(Recorded data)
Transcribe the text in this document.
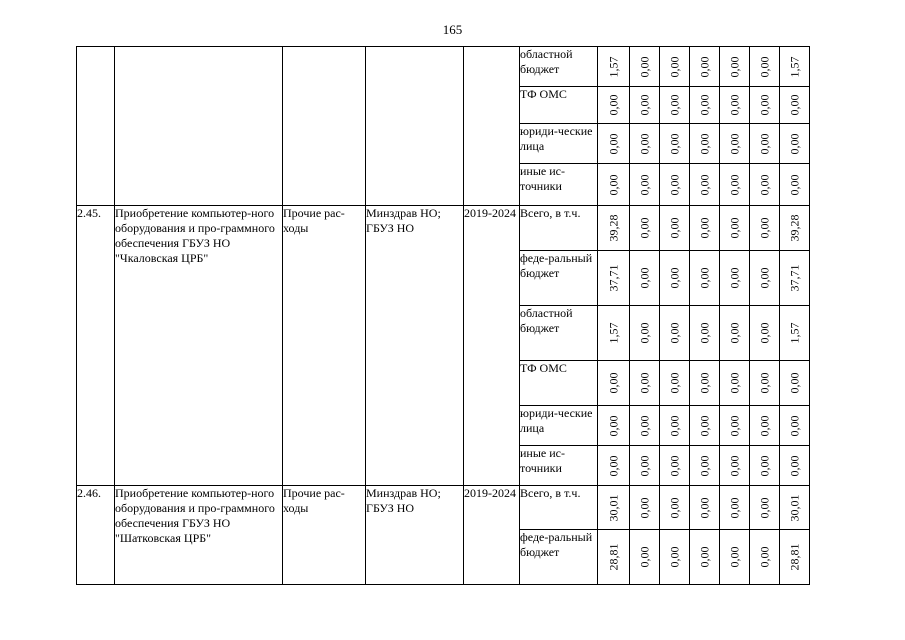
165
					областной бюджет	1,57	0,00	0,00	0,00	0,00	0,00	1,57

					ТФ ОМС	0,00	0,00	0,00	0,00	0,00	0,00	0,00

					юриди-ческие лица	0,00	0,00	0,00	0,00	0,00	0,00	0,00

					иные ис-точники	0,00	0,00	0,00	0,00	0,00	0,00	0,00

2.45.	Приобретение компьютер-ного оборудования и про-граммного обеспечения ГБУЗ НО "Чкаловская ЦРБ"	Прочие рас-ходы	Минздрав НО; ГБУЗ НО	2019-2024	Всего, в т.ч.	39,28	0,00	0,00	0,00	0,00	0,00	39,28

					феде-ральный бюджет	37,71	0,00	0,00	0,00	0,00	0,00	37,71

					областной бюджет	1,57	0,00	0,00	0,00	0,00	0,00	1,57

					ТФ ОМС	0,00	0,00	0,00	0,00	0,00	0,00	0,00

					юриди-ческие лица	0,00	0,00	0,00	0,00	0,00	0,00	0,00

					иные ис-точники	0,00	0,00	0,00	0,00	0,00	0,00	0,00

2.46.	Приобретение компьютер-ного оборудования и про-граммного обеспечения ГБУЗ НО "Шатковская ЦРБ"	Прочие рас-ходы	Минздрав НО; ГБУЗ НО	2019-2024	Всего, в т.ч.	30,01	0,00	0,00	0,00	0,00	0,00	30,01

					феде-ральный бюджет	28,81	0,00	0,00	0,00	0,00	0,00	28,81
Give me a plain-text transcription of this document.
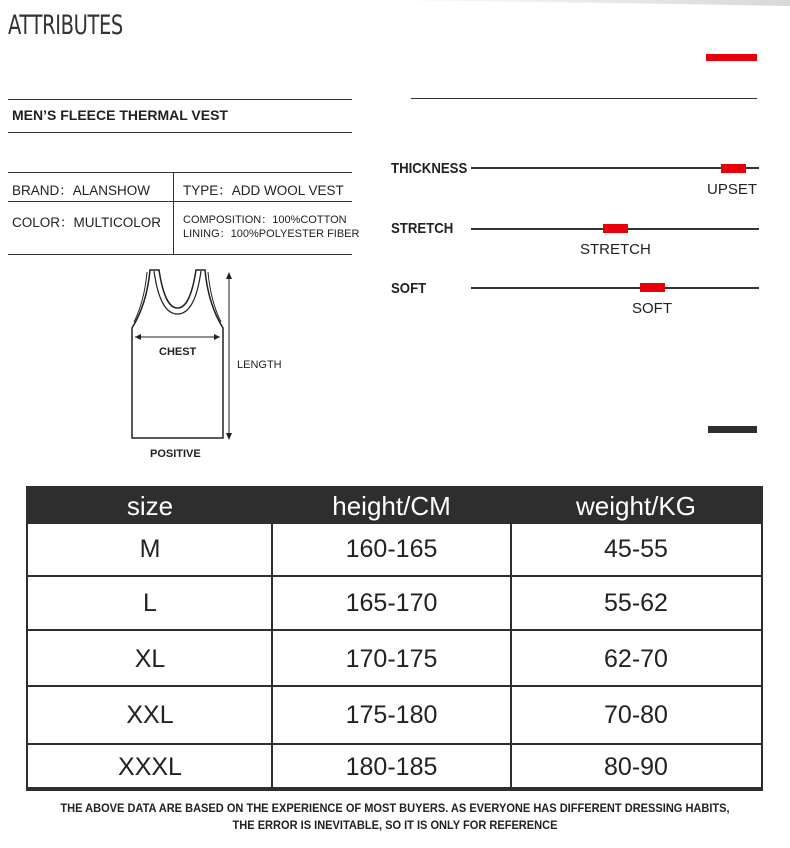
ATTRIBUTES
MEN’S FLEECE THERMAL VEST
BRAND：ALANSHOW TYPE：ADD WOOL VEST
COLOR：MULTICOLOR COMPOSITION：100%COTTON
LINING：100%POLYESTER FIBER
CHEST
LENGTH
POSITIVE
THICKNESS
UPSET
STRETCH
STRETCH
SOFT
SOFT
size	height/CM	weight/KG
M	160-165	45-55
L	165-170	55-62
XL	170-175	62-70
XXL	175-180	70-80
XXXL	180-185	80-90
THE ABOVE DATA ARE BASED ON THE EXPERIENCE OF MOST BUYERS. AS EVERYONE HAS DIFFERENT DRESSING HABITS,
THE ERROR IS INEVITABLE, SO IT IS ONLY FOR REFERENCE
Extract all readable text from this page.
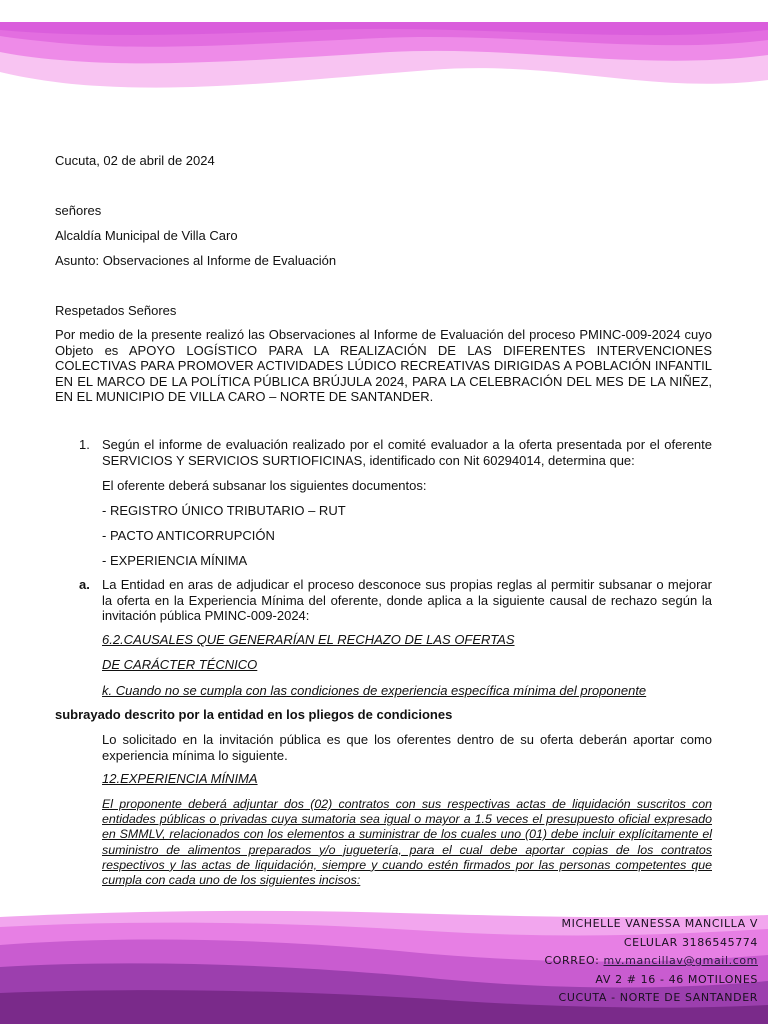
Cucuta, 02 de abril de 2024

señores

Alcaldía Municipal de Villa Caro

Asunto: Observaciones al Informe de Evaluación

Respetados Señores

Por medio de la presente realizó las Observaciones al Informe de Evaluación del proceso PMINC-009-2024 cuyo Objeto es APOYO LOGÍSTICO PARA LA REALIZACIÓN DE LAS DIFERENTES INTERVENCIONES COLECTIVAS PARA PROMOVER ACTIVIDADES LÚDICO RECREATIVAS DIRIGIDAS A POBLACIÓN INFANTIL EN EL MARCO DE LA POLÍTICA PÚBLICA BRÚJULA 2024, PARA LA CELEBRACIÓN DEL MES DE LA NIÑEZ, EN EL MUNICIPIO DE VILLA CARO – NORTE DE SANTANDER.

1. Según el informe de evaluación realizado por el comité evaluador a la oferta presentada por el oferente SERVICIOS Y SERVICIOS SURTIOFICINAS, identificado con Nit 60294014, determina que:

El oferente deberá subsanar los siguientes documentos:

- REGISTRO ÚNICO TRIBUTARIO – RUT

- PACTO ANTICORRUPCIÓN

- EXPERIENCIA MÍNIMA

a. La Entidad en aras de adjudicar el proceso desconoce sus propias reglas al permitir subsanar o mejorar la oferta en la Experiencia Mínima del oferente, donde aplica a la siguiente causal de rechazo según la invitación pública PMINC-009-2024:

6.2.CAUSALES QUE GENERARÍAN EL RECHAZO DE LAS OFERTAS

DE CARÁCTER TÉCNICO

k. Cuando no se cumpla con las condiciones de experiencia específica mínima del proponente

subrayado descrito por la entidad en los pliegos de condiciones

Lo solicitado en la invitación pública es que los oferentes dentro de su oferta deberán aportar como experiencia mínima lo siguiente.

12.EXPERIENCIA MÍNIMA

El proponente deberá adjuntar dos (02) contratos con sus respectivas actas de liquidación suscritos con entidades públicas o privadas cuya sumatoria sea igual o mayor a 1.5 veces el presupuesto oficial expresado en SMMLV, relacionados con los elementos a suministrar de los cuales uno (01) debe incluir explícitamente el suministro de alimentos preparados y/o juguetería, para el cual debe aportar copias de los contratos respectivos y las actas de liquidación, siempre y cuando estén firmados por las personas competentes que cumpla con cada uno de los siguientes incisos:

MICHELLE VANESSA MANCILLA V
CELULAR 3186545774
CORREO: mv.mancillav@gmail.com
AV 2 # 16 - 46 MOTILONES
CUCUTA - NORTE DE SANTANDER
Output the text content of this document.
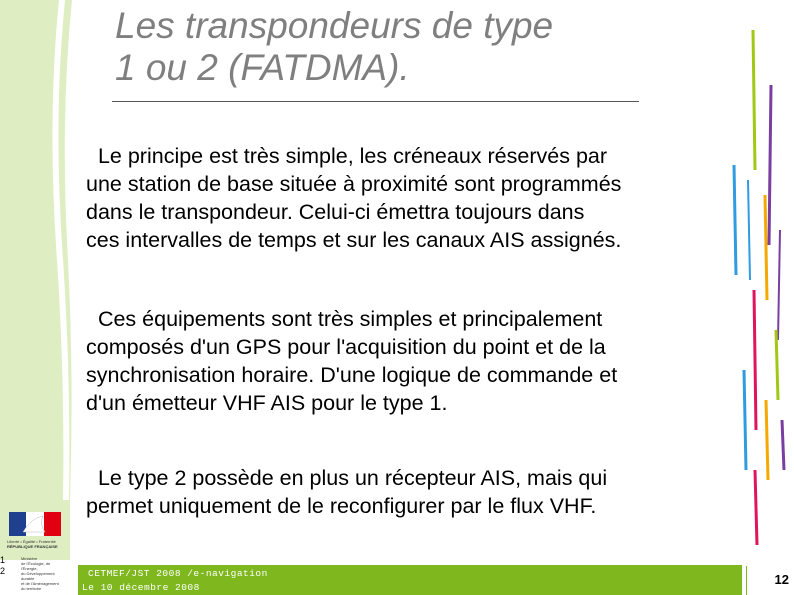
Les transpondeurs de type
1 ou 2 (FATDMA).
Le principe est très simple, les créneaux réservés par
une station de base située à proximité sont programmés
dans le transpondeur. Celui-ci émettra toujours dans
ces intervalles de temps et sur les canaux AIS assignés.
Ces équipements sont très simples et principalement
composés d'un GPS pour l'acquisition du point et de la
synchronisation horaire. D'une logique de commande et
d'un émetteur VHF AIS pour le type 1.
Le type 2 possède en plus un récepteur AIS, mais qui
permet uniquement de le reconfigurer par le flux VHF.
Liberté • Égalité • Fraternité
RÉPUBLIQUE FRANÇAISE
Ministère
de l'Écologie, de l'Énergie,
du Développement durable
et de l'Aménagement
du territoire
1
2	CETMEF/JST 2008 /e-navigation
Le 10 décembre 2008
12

> [Aim of the task]:
An exact transcription of all the entries is required, without the pictures.

> [Worked solution]:
Transcribe the text in this document.
165
					областной бюджет	1,57	0,00	0,00	0,00	0,00	0,00	1,57

					ТФ ОМС	0,00	0,00	0,00	0,00	0,00	0,00	0,00

					юриди-ческие лица	0,00	0,00	0,00	0,00	0,00	0,00	0,00

					иные ис-точники	0,00	0,00	0,00	0,00	0,00	0,00	0,00

2.45.	Приобретение компьютер-ного оборудования и про-граммного обеспечения ГБУЗ НО "Чкаловская ЦРБ"	Прочие рас-ходы	Минздрав НО; ГБУЗ НО	2019-2024	Всего, в т.ч.	39,28	0,00	0,00	0,00	0,00	0,00	39,28

					феде-ральный бюджет	37,71	0,00	0,00	0,00	0,00	0,00	37,71

					областной бюджет	1,57	0,00	0,00	0,00	0,00	0,00	1,57

					ТФ ОМС	0,00	0,00	0,00	0,00	0,00	0,00	0,00

					юриди-ческие лица	0,00	0,00	0,00	0,00	0,00	0,00	0,00

					иные ис-точники	0,00	0,00	0,00	0,00	0,00	0,00	0,00

2.46.	Приобретение компьютер-ного оборудования и про-граммного обеспечения ГБУЗ НО "Шатковская ЦРБ"	Прочие рас-ходы	Минздрав НО; ГБУЗ НО	2019-2024	Всего, в т.ч.	30,01	0,00	0,00	0,00	0,00	0,00	30,01

					феде-ральный бюджет	28,81	0,00	0,00	0,00	0,00	0,00	28,81
Give me a plain-text transcription of this document.
ATTRIBUTES
MEN’S FLEECE THERMAL VEST
BRAND：ALANSHOW TYPE：ADD WOOL VEST
COLOR：MULTICOLOR COMPOSITION：100%COTTON
LINING：100%POLYESTER FIBER
CHEST
LENGTH
POSITIVE
THICKNESS
UPSET
STRETCH
STRETCH
SOFT
SOFT
size	height/CM	weight/KG
M	160-165	45-55
L	165-170	55-62
XL	170-175	62-70
XXL	175-180	70-80
XXXL	180-185	80-90
THE ABOVE DATA ARE BASED ON THE EXPERIENCE OF MOST BUYERS. AS EVERYONE HAS DIFFERENT DRESSING HABITS,
THE ERROR IS INEVITABLE, SO IT IS ONLY FOR REFERENCE
Extract all readable text from this page.
Cucuta, 02 de abril de 2024

señores

Alcaldía Municipal de Villa Caro

Asunto: Observaciones al Informe de Evaluación

Respetados Señores

Por medio de la presente realizó las Observaciones al Informe de Evaluación del proceso PMINC-009-2024 cuyo Objeto es APOYO LOGÍSTICO PARA LA REALIZACIÓN DE LAS DIFERENTES INTERVENCIONES COLECTIVAS PARA PROMOVER ACTIVIDADES LÚDICO RECREATIVAS DIRIGIDAS A POBLACIÓN INFANTIL EN EL MARCO DE LA POLÍTICA PÚBLICA BRÚJULA 2024, PARA LA CELEBRACIÓN DEL MES DE LA NIÑEZ, EN EL MUNICIPIO DE VILLA CARO – NORTE DE SANTANDER.

1. Según el informe de evaluación realizado por el comité evaluador a la oferta presentada por el oferente SERVICIOS Y SERVICIOS SURTIOFICINAS, identificado con Nit 60294014, determina que:

El oferente deberá subsanar los siguientes documentos:

- REGISTRO ÚNICO TRIBUTARIO – RUT

- PACTO ANTICORRUPCIÓN

- EXPERIENCIA MÍNIMA

a. La Entidad en aras de adjudicar el proceso desconoce sus propias reglas al permitir subsanar o mejorar la oferta en la Experiencia Mínima del oferente, donde aplica a la siguiente causal de rechazo según la invitación pública PMINC-009-2024:

6.2.CAUSALES QUE GENERARÍAN EL RECHAZO DE LAS OFERTAS

DE CARÁCTER TÉCNICO

k. Cuando no se cumpla con las condiciones de experiencia específica mínima del proponente

subrayado descrito por la entidad en los pliegos de condiciones

Lo solicitado en la invitación pública es que los oferentes dentro de su oferta deberán aportar como experiencia mínima lo siguiente.

12.EXPERIENCIA MÍNIMA

El proponente deberá adjuntar dos (02) contratos con sus respectivas actas de liquidación suscritos con entidades públicas o privadas cuya sumatoria sea igual o mayor a 1.5 veces el presupuesto oficial expresado en SMMLV, relacionados con los elementos a suministrar de los cuales uno (01) debe incluir explícitamente el suministro de alimentos preparados y/o juguetería, para el cual debe aportar copias de los contratos respectivos y las actas de liquidación, siempre y cuando estén firmados por las personas competentes que cumpla con cada uno de los siguientes incisos:

MICHELLE VANESSA MANCILLA V
CELULAR 3186545774
CORREO: mv.mancillav@gmail.com
AV 2 # 16 - 46 MOTILONES
CUCUTA - NORTE DE SANTANDER
Output the text content of this document.
Les transpondeurs de type
1 ou 2 (FATDMA).
Le principe est très simple, les créneaux réservés par
une station de base située à proximité sont programmés
dans le transpondeur. Celui-ci émettra toujours dans
ces intervalles de temps et sur les canaux AIS assignés.
Ces équipements sont très simples et principalement
composés d'un GPS pour l'acquisition du point et de la
synchronisation horaire. D'une logique de commande et
d'un émetteur VHF AIS pour le type 1.
Le type 2 possède en plus un récepteur AIS, mais qui
permet uniquement de le reconfigurer par le flux VHF.
Liberté • Égalité • Fraternité
RÉPUBLIQUE FRANÇAISE
Ministère
de l'Écologie, de l'Énergie,
du Développement durable
et de l'Aménagement
du territoire
1
2	CETMEF/JST 2008 /e-navigation
Le 10 décembre 2008
12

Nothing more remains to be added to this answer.